**DATASET RECORDS**
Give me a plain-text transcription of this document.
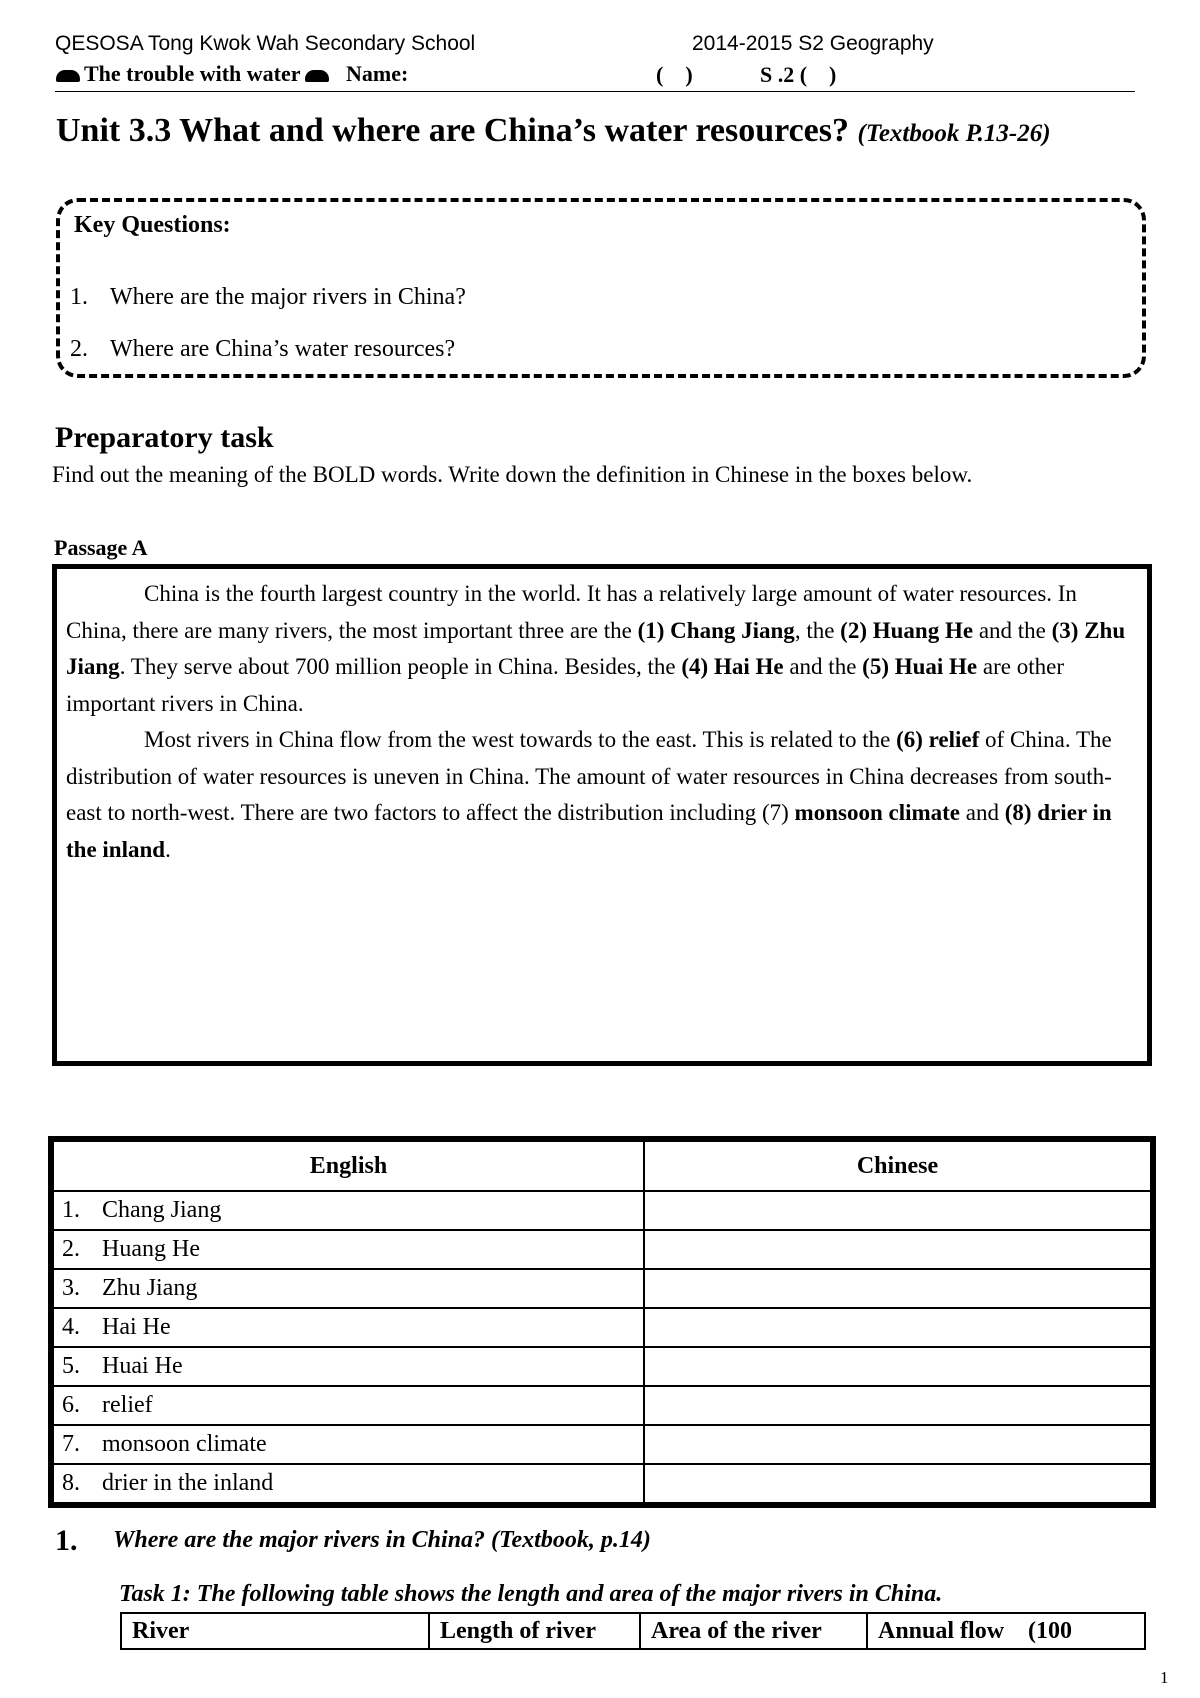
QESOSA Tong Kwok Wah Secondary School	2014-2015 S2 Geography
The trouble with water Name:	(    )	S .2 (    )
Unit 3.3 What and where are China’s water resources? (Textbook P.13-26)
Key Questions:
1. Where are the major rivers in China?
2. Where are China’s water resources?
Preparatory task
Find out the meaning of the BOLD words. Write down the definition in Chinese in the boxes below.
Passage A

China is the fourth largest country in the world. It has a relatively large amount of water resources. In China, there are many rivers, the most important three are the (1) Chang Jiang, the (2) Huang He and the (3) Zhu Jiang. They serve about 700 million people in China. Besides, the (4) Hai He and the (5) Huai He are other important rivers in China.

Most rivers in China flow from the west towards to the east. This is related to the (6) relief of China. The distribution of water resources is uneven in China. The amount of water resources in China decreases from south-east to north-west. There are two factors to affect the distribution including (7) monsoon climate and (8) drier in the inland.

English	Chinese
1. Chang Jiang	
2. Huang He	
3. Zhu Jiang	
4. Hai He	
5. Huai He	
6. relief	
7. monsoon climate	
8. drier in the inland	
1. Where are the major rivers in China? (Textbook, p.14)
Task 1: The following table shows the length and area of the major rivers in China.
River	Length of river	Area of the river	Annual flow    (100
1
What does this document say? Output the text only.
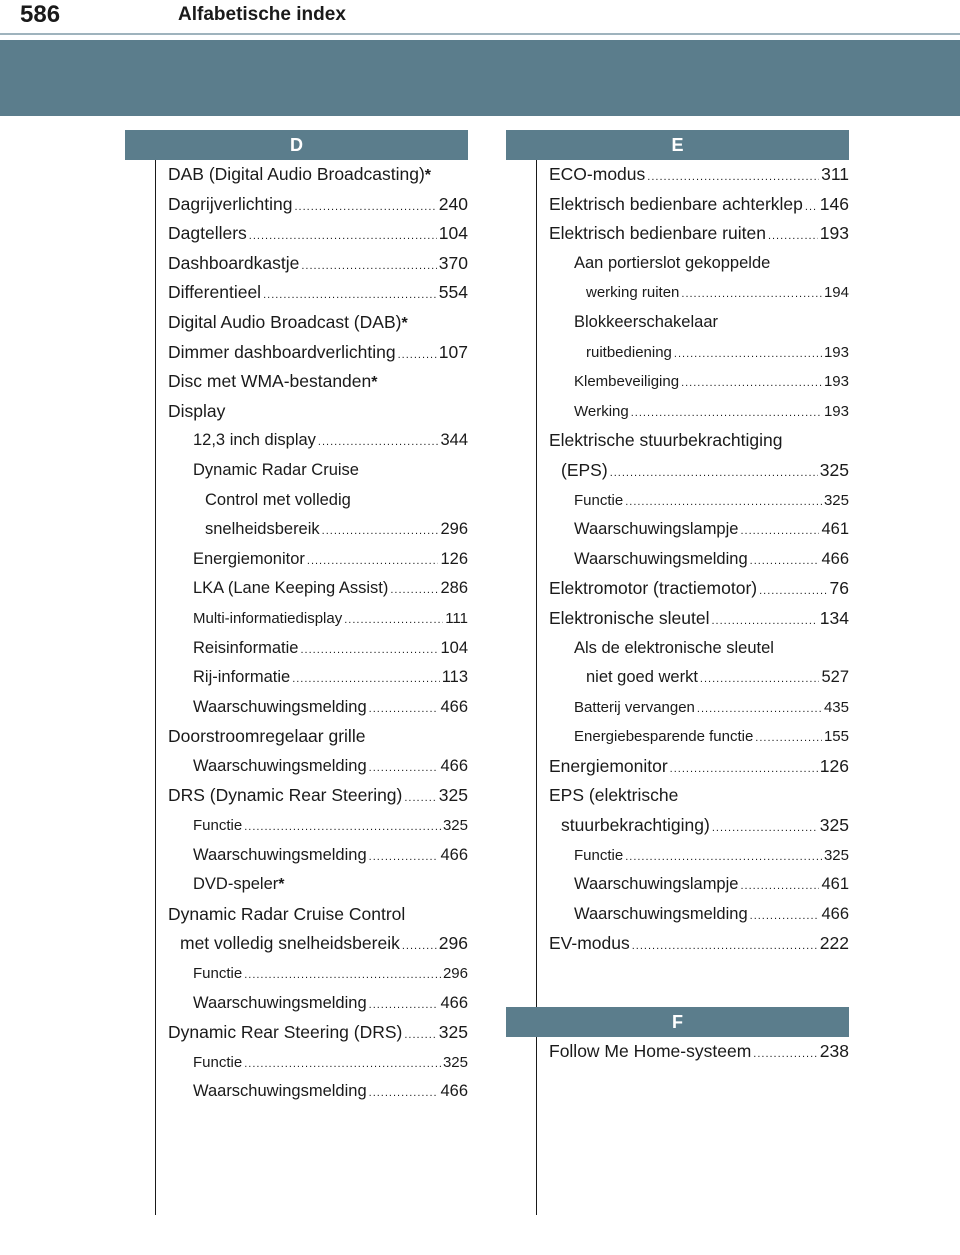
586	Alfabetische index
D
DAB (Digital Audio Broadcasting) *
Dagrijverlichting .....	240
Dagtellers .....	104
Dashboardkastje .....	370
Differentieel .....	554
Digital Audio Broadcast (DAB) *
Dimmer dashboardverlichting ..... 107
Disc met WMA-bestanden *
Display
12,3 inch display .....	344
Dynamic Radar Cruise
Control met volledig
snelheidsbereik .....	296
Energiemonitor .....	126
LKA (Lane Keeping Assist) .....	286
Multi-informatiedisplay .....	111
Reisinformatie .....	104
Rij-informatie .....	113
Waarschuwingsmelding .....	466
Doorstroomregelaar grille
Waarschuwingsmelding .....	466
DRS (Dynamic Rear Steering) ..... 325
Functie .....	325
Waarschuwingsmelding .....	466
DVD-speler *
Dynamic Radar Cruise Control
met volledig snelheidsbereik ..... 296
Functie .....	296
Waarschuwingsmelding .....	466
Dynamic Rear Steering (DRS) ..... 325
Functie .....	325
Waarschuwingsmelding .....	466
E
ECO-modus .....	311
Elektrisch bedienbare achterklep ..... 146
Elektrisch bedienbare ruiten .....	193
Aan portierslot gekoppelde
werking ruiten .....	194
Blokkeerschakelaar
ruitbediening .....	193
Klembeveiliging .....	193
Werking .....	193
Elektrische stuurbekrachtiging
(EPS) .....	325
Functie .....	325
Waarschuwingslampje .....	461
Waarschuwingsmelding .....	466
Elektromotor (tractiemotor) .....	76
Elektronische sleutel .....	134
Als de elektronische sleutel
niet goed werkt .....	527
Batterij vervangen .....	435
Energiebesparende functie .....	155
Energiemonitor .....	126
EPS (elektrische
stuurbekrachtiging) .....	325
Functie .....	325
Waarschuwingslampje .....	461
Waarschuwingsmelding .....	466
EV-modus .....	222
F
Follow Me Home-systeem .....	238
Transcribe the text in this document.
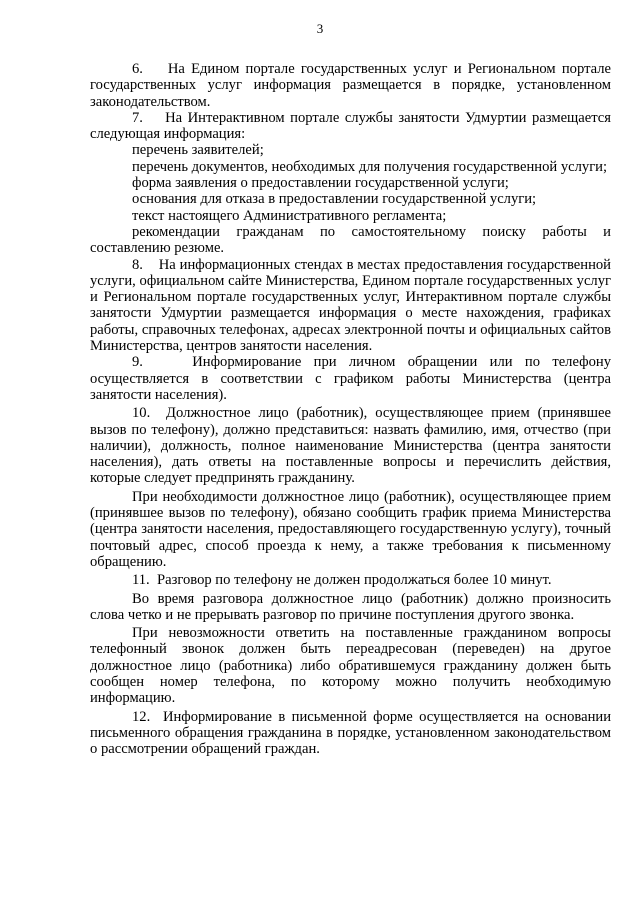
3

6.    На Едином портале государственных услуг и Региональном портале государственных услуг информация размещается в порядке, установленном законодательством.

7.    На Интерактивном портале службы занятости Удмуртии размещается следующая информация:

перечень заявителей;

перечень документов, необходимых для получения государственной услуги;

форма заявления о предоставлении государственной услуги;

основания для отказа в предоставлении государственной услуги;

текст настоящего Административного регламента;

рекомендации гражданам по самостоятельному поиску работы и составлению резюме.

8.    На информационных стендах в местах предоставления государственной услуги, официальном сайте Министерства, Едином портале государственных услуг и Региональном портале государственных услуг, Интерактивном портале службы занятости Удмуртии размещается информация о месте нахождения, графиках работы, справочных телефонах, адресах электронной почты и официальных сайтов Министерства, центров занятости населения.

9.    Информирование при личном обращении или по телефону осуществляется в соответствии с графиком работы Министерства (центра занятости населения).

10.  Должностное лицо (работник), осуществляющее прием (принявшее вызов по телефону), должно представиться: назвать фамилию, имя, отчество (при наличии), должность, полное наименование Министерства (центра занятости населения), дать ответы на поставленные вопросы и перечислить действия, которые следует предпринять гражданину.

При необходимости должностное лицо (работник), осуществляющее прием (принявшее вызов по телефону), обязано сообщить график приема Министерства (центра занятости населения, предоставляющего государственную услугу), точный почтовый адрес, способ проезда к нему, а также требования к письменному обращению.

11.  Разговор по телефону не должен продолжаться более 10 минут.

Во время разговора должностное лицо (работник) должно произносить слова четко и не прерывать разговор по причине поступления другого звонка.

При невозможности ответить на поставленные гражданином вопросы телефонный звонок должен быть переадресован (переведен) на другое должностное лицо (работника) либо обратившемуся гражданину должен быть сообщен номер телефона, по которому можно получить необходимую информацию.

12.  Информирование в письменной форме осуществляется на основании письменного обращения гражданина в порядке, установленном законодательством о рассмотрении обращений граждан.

**DIRECTION**
Find each line holding the word "relief" and copy it.

**PROBLEM SOLUTION**
Most rivers in China flow from the west towards to the east. This is related to the (6) relief of China. The distribution of water resources is uneven in China. The amount of water resources in China decreases from south-east to north-west. There are two factors to affect the distribution including (7) monsoon climate and (8) drier in the inland.
6. relief	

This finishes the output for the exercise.